(TASK OBJECTIVE) Look through the records below and give the number of lines holding the string "editorx", nothing more.

(Recorded data)
◇ ◇ ◇

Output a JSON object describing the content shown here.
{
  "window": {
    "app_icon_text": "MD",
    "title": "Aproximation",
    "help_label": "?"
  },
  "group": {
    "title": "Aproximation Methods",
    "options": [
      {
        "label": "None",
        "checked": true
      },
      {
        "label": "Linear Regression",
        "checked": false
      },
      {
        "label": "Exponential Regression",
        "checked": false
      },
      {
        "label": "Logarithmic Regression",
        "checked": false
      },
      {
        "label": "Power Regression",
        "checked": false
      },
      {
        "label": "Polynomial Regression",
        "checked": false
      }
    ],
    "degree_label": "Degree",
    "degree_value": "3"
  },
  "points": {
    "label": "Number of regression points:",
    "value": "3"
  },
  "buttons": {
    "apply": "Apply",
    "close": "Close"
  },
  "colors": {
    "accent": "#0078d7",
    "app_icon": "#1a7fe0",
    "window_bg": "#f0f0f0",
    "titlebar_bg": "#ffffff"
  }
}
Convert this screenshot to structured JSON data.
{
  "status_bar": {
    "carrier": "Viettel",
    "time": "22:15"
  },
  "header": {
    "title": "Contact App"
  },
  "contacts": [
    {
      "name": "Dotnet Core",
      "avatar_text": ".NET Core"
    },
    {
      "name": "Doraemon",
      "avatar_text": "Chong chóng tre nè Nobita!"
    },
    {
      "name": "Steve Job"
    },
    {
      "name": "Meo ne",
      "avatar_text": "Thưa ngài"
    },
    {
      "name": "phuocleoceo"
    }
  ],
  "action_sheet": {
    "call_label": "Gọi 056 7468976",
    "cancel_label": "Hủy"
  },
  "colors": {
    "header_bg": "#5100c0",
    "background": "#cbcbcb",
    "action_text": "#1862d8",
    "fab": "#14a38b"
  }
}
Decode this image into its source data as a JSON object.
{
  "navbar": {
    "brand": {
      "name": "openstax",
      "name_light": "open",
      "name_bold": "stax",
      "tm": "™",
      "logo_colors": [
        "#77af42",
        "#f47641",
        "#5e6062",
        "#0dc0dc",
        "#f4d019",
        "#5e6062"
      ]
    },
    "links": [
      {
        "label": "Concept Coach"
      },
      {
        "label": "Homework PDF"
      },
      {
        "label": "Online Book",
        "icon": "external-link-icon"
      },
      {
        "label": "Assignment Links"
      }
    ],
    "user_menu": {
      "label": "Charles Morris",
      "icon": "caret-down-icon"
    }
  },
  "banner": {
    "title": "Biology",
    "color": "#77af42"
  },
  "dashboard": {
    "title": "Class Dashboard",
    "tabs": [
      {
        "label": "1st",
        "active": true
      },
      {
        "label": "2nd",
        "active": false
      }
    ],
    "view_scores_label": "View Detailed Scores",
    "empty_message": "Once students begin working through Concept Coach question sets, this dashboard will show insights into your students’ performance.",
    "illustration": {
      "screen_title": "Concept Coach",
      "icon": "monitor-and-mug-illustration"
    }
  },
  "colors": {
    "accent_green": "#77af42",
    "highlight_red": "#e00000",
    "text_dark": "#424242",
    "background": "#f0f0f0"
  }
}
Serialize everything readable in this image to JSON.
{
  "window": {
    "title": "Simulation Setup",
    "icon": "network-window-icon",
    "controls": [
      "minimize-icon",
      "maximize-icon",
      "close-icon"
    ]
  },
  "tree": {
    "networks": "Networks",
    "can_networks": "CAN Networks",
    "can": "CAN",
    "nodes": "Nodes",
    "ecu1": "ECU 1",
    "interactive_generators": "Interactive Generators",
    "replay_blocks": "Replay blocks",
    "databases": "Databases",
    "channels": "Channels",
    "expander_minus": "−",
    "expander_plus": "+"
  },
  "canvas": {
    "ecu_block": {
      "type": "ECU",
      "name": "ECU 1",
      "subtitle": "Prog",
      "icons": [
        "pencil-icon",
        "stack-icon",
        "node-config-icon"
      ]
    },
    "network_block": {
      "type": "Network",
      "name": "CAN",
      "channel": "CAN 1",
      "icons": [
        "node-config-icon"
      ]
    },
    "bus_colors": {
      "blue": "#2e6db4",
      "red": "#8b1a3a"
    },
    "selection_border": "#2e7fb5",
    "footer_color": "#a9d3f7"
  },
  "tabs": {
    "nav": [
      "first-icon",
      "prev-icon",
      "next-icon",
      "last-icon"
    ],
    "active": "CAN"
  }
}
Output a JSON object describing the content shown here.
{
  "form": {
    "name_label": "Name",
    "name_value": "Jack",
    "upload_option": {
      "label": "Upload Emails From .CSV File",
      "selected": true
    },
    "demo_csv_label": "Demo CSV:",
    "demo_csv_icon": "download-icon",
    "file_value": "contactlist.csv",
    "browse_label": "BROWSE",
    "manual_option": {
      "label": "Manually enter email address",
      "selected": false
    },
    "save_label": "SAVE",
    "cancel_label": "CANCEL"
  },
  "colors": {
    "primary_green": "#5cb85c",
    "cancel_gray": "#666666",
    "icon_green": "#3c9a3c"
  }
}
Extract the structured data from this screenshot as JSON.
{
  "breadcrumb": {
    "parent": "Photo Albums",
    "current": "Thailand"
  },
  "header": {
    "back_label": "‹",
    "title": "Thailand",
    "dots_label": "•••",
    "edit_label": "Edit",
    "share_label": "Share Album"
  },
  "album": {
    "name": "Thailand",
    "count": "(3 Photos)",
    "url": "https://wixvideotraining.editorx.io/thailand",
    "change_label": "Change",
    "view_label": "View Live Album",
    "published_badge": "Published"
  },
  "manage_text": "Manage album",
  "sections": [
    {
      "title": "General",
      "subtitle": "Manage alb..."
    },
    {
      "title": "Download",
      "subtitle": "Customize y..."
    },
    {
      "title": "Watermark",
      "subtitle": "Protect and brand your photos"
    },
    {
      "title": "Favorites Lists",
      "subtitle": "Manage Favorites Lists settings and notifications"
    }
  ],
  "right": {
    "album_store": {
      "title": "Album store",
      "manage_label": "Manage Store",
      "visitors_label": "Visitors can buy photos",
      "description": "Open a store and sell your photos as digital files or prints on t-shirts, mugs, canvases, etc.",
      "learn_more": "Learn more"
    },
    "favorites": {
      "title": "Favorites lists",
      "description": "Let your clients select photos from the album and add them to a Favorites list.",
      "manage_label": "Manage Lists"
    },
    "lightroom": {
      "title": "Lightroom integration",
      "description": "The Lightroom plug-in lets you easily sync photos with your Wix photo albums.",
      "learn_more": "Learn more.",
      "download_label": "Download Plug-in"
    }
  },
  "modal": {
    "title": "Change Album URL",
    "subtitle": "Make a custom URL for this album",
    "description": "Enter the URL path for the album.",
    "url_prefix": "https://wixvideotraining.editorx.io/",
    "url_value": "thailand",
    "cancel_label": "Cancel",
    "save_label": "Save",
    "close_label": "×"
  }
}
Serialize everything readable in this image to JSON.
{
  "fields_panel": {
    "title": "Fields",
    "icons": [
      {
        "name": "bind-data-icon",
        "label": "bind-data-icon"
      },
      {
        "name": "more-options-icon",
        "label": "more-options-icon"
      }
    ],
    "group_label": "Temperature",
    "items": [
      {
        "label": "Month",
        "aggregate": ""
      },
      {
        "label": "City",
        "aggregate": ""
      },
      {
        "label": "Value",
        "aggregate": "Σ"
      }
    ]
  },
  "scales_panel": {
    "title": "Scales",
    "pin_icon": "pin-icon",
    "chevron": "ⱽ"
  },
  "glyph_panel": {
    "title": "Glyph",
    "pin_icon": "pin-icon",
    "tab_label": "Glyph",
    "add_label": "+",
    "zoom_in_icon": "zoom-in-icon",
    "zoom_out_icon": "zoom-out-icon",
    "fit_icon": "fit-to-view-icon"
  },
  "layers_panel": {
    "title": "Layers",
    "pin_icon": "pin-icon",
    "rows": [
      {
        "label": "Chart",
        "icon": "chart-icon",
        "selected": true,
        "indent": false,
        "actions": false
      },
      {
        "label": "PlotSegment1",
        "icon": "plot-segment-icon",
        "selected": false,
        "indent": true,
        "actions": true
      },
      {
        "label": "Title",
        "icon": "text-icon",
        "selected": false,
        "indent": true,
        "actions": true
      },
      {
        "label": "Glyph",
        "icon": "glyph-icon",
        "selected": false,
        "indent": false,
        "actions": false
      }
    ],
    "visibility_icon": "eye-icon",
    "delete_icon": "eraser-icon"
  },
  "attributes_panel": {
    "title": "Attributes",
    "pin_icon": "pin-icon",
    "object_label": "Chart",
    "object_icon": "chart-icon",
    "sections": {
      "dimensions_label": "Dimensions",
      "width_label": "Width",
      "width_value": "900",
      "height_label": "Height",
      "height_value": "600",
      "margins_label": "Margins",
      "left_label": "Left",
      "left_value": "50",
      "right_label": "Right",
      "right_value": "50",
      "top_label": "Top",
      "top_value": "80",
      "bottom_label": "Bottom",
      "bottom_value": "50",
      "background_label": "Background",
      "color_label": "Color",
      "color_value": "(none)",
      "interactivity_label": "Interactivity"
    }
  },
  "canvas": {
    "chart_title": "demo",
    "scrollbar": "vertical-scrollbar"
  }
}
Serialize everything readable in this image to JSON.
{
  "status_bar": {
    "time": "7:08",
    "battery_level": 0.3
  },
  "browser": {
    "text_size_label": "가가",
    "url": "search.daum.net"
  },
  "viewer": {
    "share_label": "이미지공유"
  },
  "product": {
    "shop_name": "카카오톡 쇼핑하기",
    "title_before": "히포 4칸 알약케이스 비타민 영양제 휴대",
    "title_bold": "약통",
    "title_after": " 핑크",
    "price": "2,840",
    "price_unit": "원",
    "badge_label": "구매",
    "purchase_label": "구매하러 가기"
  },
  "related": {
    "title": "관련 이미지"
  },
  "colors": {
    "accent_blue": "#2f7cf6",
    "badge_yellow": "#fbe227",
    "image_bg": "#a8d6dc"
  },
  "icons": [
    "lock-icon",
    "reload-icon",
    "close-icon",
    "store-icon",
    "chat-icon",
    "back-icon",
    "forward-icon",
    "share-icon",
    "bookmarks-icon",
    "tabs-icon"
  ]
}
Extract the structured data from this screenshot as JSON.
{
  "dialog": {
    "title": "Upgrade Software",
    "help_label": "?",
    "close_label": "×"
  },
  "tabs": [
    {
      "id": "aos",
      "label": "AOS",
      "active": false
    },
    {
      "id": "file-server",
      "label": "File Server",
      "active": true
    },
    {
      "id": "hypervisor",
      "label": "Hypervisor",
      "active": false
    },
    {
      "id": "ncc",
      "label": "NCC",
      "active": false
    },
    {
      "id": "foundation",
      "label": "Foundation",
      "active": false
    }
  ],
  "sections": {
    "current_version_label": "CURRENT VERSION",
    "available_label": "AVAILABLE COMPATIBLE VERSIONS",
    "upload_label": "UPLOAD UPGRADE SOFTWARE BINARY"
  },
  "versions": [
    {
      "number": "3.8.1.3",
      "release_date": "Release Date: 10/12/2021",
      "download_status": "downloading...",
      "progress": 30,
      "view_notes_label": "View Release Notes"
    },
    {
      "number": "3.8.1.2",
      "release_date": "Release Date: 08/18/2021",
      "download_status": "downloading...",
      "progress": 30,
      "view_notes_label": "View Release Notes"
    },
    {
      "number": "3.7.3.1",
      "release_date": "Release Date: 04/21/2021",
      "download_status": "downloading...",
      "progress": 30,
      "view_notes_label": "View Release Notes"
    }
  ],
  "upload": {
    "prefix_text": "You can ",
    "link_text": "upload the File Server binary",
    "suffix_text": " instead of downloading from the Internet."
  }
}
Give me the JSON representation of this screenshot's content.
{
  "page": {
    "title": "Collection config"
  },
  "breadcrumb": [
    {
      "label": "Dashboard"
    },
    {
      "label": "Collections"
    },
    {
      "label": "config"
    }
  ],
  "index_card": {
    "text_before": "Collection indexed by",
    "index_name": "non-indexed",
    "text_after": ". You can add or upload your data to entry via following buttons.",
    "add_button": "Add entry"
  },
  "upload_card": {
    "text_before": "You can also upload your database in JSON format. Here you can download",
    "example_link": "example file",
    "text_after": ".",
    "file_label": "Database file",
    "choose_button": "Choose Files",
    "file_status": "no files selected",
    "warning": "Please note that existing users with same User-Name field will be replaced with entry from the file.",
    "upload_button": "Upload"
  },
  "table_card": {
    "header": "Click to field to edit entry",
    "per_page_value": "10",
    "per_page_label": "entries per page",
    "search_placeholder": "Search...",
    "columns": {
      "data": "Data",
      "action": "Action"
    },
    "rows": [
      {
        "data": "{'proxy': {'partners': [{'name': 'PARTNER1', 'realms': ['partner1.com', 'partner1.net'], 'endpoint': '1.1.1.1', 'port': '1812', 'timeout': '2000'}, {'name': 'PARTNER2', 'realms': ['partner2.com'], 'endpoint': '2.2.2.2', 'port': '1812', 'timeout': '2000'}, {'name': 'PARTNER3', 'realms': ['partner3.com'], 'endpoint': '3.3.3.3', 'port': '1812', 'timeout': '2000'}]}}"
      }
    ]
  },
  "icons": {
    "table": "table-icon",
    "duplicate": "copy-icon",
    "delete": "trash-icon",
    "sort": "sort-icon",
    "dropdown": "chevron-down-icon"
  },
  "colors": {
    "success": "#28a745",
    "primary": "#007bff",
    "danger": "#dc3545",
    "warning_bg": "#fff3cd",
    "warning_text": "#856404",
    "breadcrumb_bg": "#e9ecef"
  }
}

◇ ◇ ◇

(OUTPUT) 2